(Items from a dataset)
****

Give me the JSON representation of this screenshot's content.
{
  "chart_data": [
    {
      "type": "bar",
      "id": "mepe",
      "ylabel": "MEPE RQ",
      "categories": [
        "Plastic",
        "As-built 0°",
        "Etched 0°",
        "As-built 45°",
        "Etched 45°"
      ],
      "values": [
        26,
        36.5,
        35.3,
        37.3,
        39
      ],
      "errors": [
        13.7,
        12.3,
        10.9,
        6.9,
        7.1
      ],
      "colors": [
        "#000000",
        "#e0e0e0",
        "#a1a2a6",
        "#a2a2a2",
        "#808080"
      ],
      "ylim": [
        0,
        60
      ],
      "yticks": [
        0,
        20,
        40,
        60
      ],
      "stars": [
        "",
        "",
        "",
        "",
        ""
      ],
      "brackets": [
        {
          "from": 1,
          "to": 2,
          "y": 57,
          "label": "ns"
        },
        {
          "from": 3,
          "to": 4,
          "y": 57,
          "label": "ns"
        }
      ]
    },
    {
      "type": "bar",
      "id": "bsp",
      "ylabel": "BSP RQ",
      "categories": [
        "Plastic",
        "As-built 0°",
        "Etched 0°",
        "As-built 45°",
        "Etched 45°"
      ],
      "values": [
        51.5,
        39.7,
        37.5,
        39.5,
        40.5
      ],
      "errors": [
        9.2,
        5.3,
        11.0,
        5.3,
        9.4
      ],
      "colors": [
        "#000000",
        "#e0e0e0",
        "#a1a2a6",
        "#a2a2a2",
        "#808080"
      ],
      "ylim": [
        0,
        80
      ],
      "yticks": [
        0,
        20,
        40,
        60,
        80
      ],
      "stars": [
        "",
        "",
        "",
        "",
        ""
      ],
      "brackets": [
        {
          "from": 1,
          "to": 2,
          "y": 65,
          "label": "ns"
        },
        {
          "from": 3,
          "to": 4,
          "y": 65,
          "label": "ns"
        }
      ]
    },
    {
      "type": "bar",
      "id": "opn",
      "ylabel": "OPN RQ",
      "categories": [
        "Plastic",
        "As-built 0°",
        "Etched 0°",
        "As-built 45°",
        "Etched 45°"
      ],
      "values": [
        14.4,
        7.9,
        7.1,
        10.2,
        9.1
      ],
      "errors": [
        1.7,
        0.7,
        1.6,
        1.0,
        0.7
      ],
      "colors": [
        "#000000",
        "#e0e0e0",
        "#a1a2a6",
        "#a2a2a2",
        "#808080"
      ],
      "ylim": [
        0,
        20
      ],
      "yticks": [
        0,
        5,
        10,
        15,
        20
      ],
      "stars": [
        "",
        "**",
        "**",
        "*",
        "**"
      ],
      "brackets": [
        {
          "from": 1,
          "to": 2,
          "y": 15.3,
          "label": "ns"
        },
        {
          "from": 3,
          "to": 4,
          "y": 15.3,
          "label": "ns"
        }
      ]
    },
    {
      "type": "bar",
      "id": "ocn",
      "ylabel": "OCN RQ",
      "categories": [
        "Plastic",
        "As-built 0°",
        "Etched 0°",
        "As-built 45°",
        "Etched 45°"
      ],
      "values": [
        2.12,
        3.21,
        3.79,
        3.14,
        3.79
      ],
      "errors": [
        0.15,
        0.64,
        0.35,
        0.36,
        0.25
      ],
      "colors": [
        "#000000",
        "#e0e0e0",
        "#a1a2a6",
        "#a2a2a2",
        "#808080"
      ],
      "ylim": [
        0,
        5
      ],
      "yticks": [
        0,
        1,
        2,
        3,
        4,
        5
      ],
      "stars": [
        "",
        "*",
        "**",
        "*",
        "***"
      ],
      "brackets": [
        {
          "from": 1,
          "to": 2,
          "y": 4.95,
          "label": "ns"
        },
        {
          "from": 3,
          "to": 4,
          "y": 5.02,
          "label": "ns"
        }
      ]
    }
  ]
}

****

_DIRECTIONS FOR THIS TASK:_ Type out the full listing again, exactly as given.

_THE ANSWER:_
Give me the JSON representation of this screenshot's content.
{
  "chart_data": [
    {
      "type": "bar",
      "id": "mepe",
      "ylabel": "MEPE RQ",
      "categories": [
        "Plastic",
        "As-built 0°",
        "Etched 0°",
        "As-built 45°",
        "Etched 45°"
      ],
      "values": [
        26,
        36.5,
        35.3,
        37.3,
        39
      ],
      "errors": [
        13.7,
        12.3,
        10.9,
        6.9,
        7.1
      ],
      "colors": [
        "#000000",
        "#e0e0e0",
        "#a1a2a6",
        "#a2a2a2",
        "#808080"
      ],
      "ylim": [
        0,
        60
      ],
      "yticks": [
        0,
        20,
        40,
        60
      ],
      "stars": [
        "",
        "",
        "",
        "",
        ""
      ],
      "brackets": [
        {
          "from": 1,
          "to": 2,
          "y": 57,
          "label": "ns"
        },
        {
          "from": 3,
          "to": 4,
          "y": 57,
          "label": "ns"
        }
      ]
    },
    {
      "type": "bar",
      "id": "bsp",
      "ylabel": "BSP RQ",
      "categories": [
        "Plastic",
        "As-built 0°",
        "Etched 0°",
        "As-built 45°",
        "Etched 45°"
      ],
      "values": [
        51.5,
        39.7,
        37.5,
        39.5,
        40.5
      ],
      "errors": [
        9.2,
        5.3,
        11.0,
        5.3,
        9.4
      ],
      "colors": [
        "#000000",
        "#e0e0e0",
        "#a1a2a6",
        "#a2a2a2",
        "#808080"
      ],
      "ylim": [
        0,
        80
      ],
      "yticks": [
        0,
        20,
        40,
        60,
        80
      ],
      "stars": [
        "",
        "",
        "",
        "",
        ""
      ],
      "brackets": [
        {
          "from": 1,
          "to": 2,
          "y": 65,
          "label": "ns"
        },
        {
          "from": 3,
          "to": 4,
          "y": 65,
          "label": "ns"
        }
      ]
    },
    {
      "type": "bar",
      "id": "opn",
      "ylabel": "OPN RQ",
      "categories": [
        "Plastic",
        "As-built 0°",
        "Etched 0°",
        "As-built 45°",
        "Etched 45°"
      ],
      "values": [
        14.4,
        7.9,
        7.1,
        10.2,
        9.1
      ],
      "errors": [
        1.7,
        0.7,
        1.6,
        1.0,
        0.7
      ],
      "colors": [
        "#000000",
        "#e0e0e0",
        "#a1a2a6",
        "#a2a2a2",
        "#808080"
      ],
      "ylim": [
        0,
        20
      ],
      "yticks": [
        0,
        5,
        10,
        15,
        20
      ],
      "stars": [
        "",
        "**",
        "**",
        "*",
        "**"
      ],
      "brackets": [
        {
          "from": 1,
          "to": 2,
          "y": 15.3,
          "label": "ns"
        },
        {
          "from": 3,
          "to": 4,
          "y": 15.3,
          "label": "ns"
        }
      ]
    },
    {
      "type": "bar",
      "id": "ocn",
      "ylabel": "OCN RQ",
      "categories": [
        "Plastic",
        "As-built 0°",
        "Etched 0°",
        "As-built 45°",
        "Etched 45°"
      ],
      "values": [
        2.12,
        3.21,
        3.79,
        3.14,
        3.79
      ],
      "errors": [
        0.15,
        0.64,
        0.35,
        0.36,
        0.25
      ],
      "colors": [
        "#000000",
        "#e0e0e0",
        "#a1a2a6",
        "#a2a2a2",
        "#808080"
      ],
      "ylim": [
        0,
        5
      ],
      "yticks": [
        0,
        1,
        2,
        3,
        4,
        5
      ],
      "stars": [
        "",
        "*",
        "**",
        "*",
        "***"
      ],
      "brackets": [
        {
          "from": 1,
          "to": 2,
          "y": 4.95,
          "label": "ns"
        },
        {
          "from": 3,
          "to": 4,
          "y": 5.02,
          "label": "ns"
        }
      ]
    }
  ]
}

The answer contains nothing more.